WHAT THIS TASK INVOLVES
Please write out the lines of the entries word for word, starting with the first line and continuing through the line that contains "annotation: 4: [1266, 618, 1276, 630]", including that line.

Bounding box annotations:
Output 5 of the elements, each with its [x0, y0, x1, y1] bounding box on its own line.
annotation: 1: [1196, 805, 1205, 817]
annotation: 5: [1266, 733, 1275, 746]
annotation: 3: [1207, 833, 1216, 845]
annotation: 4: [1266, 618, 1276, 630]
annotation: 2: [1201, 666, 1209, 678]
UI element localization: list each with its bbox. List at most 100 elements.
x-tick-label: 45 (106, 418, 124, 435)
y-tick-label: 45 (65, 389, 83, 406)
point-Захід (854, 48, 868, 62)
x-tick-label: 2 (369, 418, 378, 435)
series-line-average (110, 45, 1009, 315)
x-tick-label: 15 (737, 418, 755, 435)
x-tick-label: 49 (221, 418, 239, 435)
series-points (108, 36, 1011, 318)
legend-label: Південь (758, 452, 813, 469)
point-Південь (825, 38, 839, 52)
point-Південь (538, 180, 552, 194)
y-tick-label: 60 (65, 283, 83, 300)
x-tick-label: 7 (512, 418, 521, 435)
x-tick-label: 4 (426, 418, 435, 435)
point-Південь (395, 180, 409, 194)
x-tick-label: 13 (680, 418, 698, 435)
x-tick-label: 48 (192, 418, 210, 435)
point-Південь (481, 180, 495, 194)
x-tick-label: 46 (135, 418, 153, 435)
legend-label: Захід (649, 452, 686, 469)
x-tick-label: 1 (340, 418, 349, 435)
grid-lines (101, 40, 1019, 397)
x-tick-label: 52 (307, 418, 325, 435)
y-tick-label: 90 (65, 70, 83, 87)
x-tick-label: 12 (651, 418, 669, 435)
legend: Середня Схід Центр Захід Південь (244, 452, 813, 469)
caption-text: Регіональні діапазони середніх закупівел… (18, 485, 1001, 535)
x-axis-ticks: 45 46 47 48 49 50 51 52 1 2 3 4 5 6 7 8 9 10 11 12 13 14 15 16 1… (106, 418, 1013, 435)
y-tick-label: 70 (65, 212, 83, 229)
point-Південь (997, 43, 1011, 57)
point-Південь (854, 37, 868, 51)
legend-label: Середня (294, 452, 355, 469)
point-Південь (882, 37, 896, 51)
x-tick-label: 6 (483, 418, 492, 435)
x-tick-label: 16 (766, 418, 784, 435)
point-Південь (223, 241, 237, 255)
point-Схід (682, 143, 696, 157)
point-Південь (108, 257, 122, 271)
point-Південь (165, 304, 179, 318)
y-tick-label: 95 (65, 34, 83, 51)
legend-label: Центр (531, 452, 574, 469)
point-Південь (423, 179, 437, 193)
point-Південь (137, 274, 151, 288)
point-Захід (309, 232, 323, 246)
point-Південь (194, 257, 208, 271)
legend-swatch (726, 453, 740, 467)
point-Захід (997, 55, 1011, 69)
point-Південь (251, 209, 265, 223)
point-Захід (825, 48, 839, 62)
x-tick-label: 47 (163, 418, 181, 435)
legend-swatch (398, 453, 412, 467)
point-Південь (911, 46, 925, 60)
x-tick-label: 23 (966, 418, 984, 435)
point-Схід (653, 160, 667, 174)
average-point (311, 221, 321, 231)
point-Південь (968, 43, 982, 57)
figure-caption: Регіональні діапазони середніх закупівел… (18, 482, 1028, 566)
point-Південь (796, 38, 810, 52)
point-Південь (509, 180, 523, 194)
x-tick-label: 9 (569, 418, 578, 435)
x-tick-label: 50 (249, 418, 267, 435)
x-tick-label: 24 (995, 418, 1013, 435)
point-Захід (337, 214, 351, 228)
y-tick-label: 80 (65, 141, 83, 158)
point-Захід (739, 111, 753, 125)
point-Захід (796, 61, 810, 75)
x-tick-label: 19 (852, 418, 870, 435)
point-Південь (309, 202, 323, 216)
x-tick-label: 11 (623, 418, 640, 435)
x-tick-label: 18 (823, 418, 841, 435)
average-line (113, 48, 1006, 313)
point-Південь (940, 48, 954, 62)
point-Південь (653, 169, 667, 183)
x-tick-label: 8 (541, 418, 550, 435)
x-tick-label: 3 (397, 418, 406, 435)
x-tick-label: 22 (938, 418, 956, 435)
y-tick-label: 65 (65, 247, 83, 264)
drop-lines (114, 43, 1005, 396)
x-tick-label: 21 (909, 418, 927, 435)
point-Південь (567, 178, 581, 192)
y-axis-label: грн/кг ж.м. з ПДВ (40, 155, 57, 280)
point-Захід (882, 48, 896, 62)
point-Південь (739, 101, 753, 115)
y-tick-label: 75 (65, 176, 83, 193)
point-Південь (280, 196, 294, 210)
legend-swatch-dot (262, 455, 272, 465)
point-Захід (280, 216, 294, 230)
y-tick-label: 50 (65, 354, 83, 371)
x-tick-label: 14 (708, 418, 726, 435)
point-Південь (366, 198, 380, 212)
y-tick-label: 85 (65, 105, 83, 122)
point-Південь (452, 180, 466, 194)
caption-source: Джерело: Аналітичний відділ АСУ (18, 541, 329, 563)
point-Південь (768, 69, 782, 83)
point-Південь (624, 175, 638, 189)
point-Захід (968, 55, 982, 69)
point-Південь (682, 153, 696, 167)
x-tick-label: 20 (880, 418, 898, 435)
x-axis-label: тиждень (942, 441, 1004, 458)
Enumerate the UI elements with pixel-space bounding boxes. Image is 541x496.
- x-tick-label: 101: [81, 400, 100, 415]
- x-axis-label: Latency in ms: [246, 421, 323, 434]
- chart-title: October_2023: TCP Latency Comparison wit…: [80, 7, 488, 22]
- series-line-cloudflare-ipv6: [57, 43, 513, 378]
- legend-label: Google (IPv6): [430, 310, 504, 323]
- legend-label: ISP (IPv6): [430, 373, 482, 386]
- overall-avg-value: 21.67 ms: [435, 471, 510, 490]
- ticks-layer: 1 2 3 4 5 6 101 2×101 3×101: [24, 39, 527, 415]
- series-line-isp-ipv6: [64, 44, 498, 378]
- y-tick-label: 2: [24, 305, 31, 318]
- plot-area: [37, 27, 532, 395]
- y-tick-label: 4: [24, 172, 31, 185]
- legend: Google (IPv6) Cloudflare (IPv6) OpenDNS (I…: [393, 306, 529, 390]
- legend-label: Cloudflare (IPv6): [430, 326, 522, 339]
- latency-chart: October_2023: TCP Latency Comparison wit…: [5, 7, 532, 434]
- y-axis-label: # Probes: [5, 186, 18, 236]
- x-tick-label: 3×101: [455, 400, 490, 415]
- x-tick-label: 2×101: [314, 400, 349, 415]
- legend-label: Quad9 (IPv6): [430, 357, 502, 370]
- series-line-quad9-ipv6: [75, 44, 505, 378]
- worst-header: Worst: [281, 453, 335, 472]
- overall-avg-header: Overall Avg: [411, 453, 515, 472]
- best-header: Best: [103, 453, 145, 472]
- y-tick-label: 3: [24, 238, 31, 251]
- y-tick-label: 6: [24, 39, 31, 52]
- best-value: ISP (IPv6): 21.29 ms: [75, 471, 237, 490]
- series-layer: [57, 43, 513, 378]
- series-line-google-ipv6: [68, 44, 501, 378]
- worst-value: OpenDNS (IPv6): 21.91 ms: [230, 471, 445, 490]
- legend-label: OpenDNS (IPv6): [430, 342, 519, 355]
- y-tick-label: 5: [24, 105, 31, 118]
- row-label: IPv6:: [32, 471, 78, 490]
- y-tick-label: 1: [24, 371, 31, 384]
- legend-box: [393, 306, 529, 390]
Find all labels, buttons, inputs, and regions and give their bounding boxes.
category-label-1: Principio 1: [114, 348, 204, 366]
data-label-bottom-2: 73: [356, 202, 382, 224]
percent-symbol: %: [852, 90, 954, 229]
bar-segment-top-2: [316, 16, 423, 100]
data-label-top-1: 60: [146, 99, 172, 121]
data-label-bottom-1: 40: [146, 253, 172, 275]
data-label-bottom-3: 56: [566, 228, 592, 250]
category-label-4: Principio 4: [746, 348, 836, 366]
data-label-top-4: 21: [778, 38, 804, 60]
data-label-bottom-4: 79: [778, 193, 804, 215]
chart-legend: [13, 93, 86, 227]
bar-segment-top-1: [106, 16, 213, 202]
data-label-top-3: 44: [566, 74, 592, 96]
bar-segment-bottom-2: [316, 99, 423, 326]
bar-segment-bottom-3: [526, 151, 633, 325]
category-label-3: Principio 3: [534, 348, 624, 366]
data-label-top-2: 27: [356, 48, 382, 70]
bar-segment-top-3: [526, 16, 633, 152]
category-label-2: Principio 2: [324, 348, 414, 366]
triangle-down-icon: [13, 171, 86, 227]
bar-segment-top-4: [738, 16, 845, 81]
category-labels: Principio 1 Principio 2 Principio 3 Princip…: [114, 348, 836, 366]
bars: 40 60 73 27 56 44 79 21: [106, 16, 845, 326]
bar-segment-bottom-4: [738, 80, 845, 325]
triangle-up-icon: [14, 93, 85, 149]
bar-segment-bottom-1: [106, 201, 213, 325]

RESULT OF THE TASK
Output 5 of the elements, each with its [x0, y0, x1, y1] bounding box on its own line.
annotation: 1: [1196, 805, 1205, 817]
annotation: 5: [1266, 733, 1275, 746]
annotation: 3: [1207, 833, 1216, 845]
annotation: 4: [1266, 618, 1276, 630]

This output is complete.